§ **Supplied passage**
═══

You essentially asked a question,while only accepting one out of the two answers. Why ask?
Also, if you are going north, but have to go 90 minutes south first, then you are adding 3 hours onto your trip not 4. That's 25% less time than you advertised.
I feel for you. You have a clear understanding of how it was and will be, sad to say.Let your mom send him the $$$ to show up in court. I'd be willing to say he doesn't show up. Again, sad to say.He can only be helped if he is willing. I sincerely hope that day comes for you and your family.To all the others: in drug/alcohol family matters, I would say that until you have been in that situation then you really don't have any ability to constructively comment (unless you are a professional who deals with these issues).Keep running. Get some therapy if need be. Go to the support groups to see if that is for you.Peace.
dead to me wrote:
.... What are your thoughts on the issue?
Let me stress that if your thoughts don't match mine, you are ignorant!
OP, you're understandably going through a lot and dealing with many emotions: anger, sadness, fear...You don't have the brother you wish you had, strong, reliable, decent, and that sucks. It's tough on you. If you can, I would suggest talking to a therapist. Take care of yourself.
I would send your brother a bus ticket, or talk to your parents or sister about it. Whatever you choose to do, I hope you'll also take the time to think of all the good things going on in your life.
UR just getting sentimental.
If you haven't been able to help him resolve his issues all these years, I doubt a single 4hr trip in a car will fix it. Best thing would be to him take a bus to your town and then you drive up to home at 90-100mph so as to minimize the discomfort. Your mom sounds like she feels guilty and blames herself for the way your brorhter has turned out. Thanksgiving is just another holiday. No need to lather it with the gravy of guilt.
dead to me wrote:
I've had as little to do with my brother as possible over the last 7 years. He steals, he does drugs, he threatens violence, he never shuts up and babbles on about nonsense because his brain is fried,
I think the confusion results in your poor description in your first post.
We go from "threatening violence" to "attempting to kill father". From "mom will be pissed if I don't get him" to "NOBODY wants him here for Thanksgiving, he only needs to be here for a court appearance".
Don't pick him up. Brush up on your ability to write succinctly and with needed detail.
It's prety clear that the entirety of the choices throughout your lives of both you and your brother is just a playing out of the oldest and most basic source of human conflict - Sibling Rivalry.

═══

§ **Exercise data**
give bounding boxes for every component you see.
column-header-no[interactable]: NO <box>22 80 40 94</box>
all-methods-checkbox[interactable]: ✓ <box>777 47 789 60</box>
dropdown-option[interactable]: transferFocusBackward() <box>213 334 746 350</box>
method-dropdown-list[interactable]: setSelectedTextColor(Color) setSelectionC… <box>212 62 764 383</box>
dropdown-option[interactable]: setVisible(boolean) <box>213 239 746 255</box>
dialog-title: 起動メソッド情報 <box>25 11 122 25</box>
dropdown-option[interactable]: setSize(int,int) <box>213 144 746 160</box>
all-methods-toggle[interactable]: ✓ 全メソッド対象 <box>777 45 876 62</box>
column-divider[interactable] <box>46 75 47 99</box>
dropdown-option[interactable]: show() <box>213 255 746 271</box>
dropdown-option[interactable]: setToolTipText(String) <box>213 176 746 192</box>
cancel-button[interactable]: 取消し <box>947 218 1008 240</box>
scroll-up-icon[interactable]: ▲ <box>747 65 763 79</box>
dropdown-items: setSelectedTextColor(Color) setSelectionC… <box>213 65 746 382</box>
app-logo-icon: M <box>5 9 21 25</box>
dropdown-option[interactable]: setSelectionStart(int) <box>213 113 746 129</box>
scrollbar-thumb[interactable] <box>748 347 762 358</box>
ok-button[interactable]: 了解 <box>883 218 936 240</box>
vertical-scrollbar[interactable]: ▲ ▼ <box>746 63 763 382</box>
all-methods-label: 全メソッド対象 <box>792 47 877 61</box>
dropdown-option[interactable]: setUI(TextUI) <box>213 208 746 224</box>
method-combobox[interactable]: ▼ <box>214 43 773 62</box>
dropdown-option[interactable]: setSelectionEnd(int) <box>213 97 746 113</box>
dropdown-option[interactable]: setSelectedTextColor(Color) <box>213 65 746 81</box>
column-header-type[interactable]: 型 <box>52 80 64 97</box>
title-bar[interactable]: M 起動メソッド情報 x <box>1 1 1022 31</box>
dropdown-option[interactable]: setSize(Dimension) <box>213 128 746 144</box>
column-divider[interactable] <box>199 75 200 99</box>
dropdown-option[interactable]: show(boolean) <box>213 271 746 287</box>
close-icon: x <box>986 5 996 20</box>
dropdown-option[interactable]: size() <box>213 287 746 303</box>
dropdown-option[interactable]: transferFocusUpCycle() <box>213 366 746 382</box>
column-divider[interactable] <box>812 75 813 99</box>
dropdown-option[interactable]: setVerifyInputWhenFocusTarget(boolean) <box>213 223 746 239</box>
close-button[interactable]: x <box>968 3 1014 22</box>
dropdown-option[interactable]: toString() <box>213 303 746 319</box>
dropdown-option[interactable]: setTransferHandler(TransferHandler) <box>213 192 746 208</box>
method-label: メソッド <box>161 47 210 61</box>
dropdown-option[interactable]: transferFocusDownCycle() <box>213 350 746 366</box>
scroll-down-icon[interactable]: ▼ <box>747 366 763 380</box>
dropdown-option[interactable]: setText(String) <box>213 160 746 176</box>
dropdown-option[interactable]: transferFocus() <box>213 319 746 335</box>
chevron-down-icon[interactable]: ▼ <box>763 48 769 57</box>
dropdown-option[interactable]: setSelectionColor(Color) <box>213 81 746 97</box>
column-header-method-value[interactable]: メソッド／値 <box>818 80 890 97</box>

═══

§ **Aim of the exercise**
In the discussion about the brother, for how many years has the original poster had as little to do with him as possible?

§ **Solution to the exercise**
Seven years.